** START Exercise data **

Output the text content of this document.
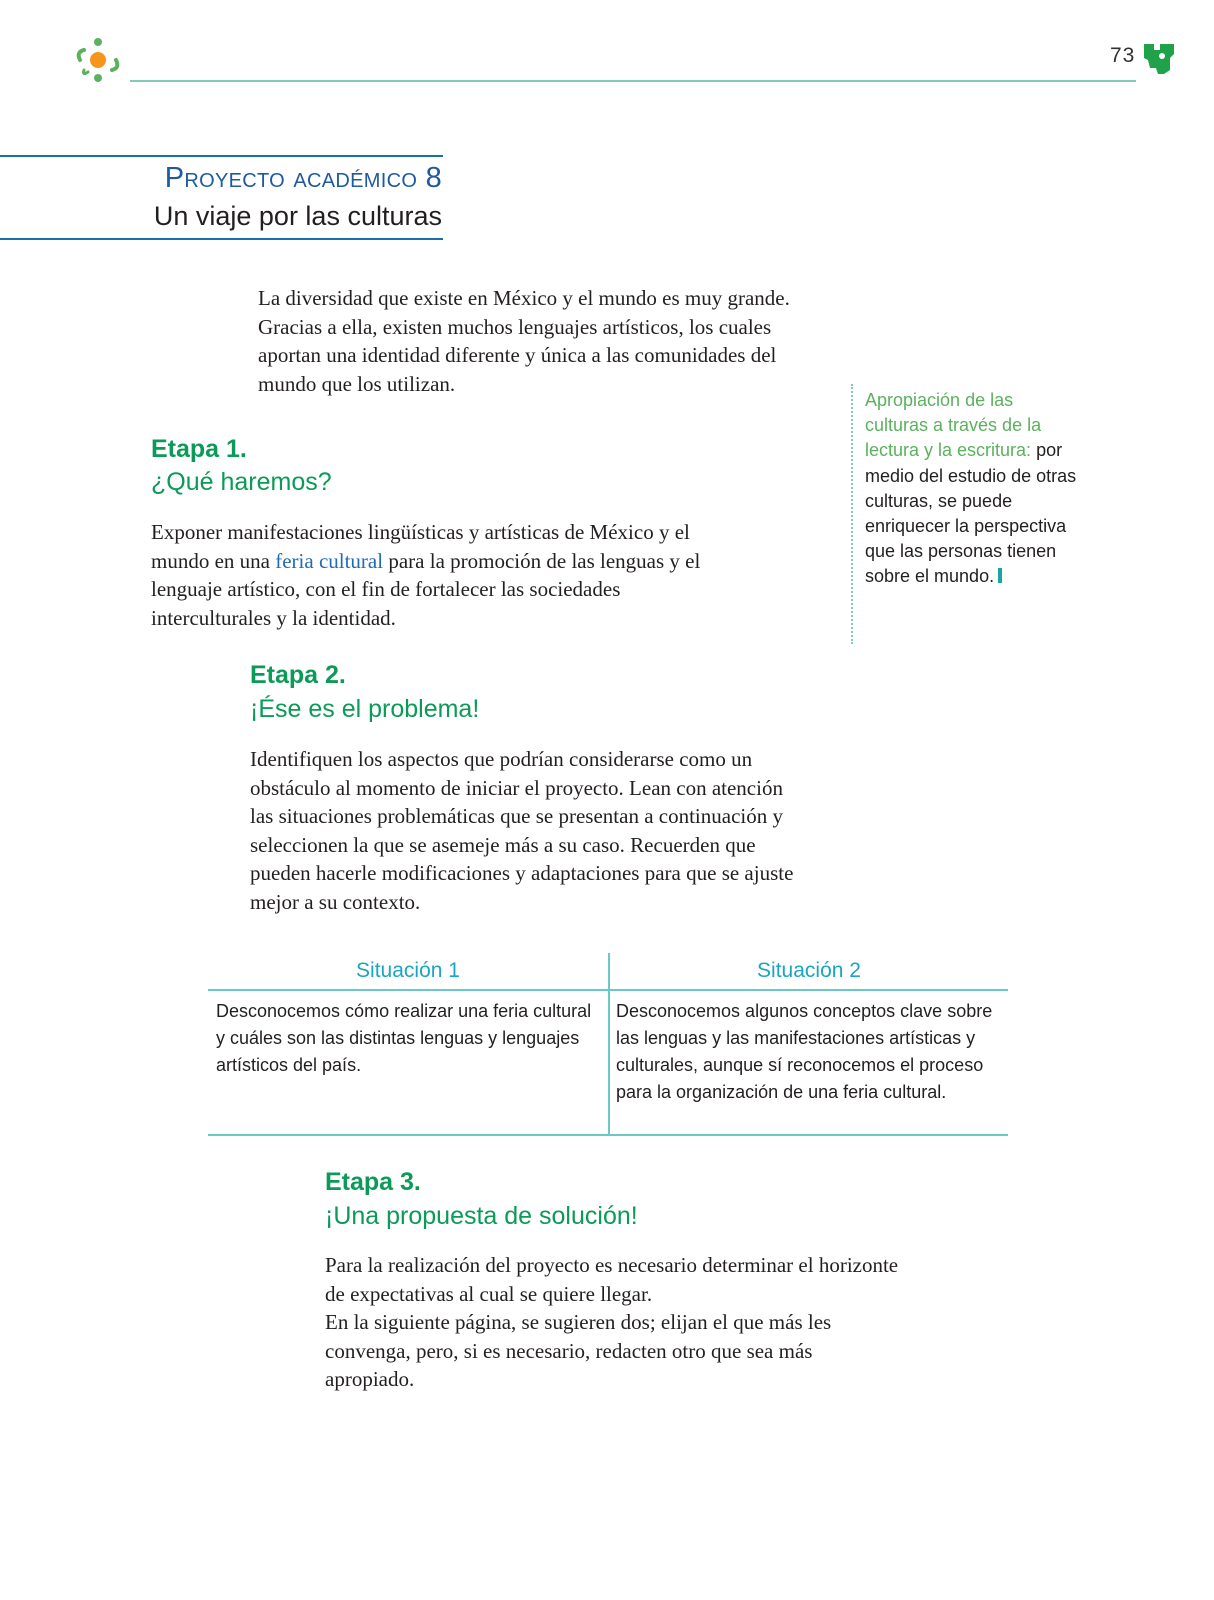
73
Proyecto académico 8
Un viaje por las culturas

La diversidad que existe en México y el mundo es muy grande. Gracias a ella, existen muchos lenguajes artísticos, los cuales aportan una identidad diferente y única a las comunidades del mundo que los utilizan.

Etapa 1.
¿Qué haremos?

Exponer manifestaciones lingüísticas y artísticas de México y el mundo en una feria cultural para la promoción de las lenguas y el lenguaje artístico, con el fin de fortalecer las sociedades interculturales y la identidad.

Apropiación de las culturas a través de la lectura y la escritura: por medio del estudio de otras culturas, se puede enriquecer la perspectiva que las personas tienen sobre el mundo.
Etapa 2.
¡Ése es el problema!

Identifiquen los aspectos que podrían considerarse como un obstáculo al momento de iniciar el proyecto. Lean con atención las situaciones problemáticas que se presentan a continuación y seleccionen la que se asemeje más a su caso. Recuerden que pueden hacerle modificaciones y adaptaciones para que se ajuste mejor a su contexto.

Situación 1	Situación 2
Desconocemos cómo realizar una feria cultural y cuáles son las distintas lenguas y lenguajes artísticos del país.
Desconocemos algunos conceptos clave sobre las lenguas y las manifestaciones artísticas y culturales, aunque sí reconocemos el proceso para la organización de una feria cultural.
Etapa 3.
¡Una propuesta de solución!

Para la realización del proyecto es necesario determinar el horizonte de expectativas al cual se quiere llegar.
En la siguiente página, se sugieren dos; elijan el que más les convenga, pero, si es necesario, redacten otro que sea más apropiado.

** END Exercise data **
** START Exercise data **

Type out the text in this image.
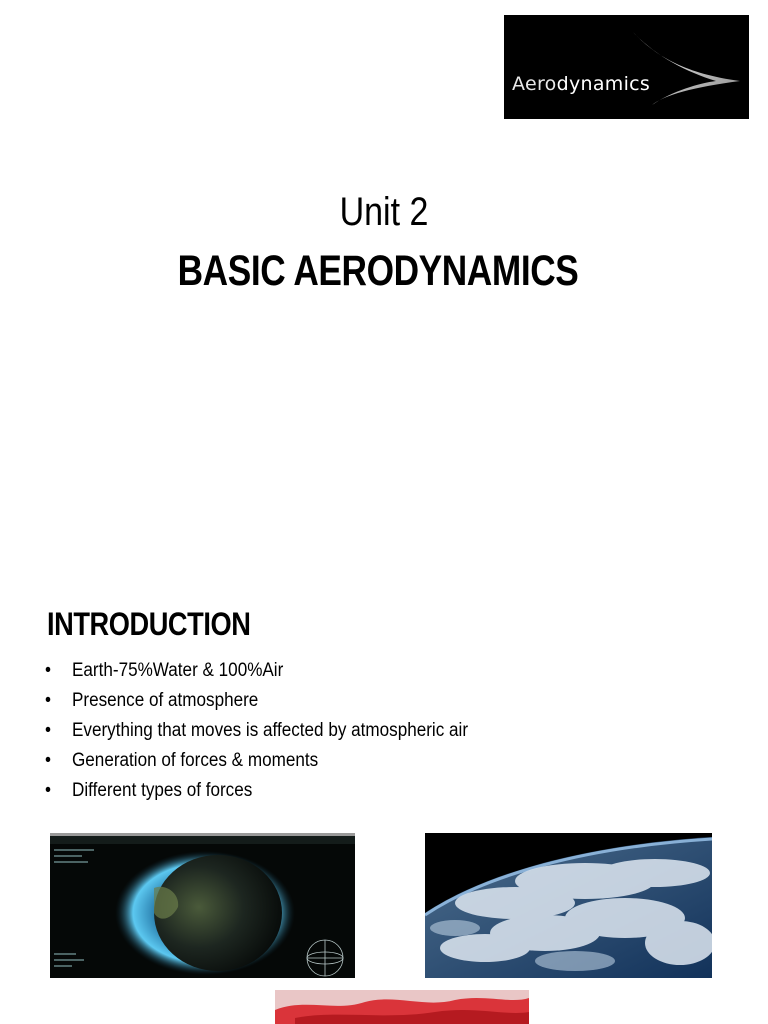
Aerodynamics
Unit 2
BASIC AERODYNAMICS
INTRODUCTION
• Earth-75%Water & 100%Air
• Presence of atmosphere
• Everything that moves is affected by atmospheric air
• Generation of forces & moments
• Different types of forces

** END Exercise data **
** START Exercise data **

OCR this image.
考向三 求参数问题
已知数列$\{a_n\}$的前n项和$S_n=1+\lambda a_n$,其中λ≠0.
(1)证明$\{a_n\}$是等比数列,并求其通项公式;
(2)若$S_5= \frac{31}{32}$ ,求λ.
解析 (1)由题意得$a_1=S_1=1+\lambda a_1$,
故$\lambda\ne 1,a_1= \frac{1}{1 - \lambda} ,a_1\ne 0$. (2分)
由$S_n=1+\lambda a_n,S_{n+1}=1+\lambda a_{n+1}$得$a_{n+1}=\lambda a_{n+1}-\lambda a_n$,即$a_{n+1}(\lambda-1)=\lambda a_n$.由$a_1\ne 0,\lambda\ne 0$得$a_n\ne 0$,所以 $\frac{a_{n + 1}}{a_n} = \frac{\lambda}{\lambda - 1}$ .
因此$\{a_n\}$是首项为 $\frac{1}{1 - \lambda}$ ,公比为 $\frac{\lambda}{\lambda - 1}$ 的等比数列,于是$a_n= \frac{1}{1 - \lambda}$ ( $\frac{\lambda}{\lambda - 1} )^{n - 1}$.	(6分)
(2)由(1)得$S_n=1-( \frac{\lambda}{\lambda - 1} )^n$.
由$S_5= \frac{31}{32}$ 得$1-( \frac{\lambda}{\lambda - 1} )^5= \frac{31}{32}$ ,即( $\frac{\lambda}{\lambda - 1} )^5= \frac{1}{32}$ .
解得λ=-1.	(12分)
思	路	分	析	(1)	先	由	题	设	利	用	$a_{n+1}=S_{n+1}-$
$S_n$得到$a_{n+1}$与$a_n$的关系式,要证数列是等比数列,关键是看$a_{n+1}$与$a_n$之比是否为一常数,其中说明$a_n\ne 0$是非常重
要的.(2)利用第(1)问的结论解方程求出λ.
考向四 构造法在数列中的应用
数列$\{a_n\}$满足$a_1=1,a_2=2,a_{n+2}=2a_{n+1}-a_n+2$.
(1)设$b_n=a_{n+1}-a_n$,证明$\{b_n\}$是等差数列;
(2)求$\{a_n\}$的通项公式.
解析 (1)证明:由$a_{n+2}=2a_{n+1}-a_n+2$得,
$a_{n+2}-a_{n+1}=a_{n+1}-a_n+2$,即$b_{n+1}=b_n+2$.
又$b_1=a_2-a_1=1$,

** END Exercise data **

> [Directions for this task]: From the listing above, return each line with the word "frac".

> [Final answer]:
(2)若$S_5= \frac{31}{32}$ ,求λ.
故$\lambda\ne 1,a_1= \frac{1}{1 - \lambda} ,a_1\ne 0$. (2分)
由$S_n=1+\lambda a_n,S_{n+1}=1+\lambda a_{n+1}$得$a_{n+1}=\lambda a_{n+1}-\lambda a_n$,即$a_{n+1}(\lambda-1)=\lambda a_n$.由$a_1\ne 0,\lambda\ne 0$得$a_n\ne 0$,所以 $\frac{a_{n + 1}}{a_n} = \frac{\lambda}{\lambda - 1}$ .
因此$\{a_n\}$是首项为 $\frac{1}{1 - \lambda}$ ,公比为 $\frac{\lambda}{\lambda - 1}$ 的等比数列,于是$a_n= \frac{1}{1 - \lambda}$ ( $\frac{\lambda}{\lambda - 1} )^{n - 1}$.	(6分)
(2)由(1)得$S_n=1-( \frac{\lambda}{\lambda - 1} )^n$.
由$S_5= \frac{31}{32}$ 得$1-( \frac{\lambda}{\lambda - 1} )^5= \frac{31}{32}$ ,即( $\frac{\lambda}{\lambda - 1} )^5= \frac{1}{32}$ .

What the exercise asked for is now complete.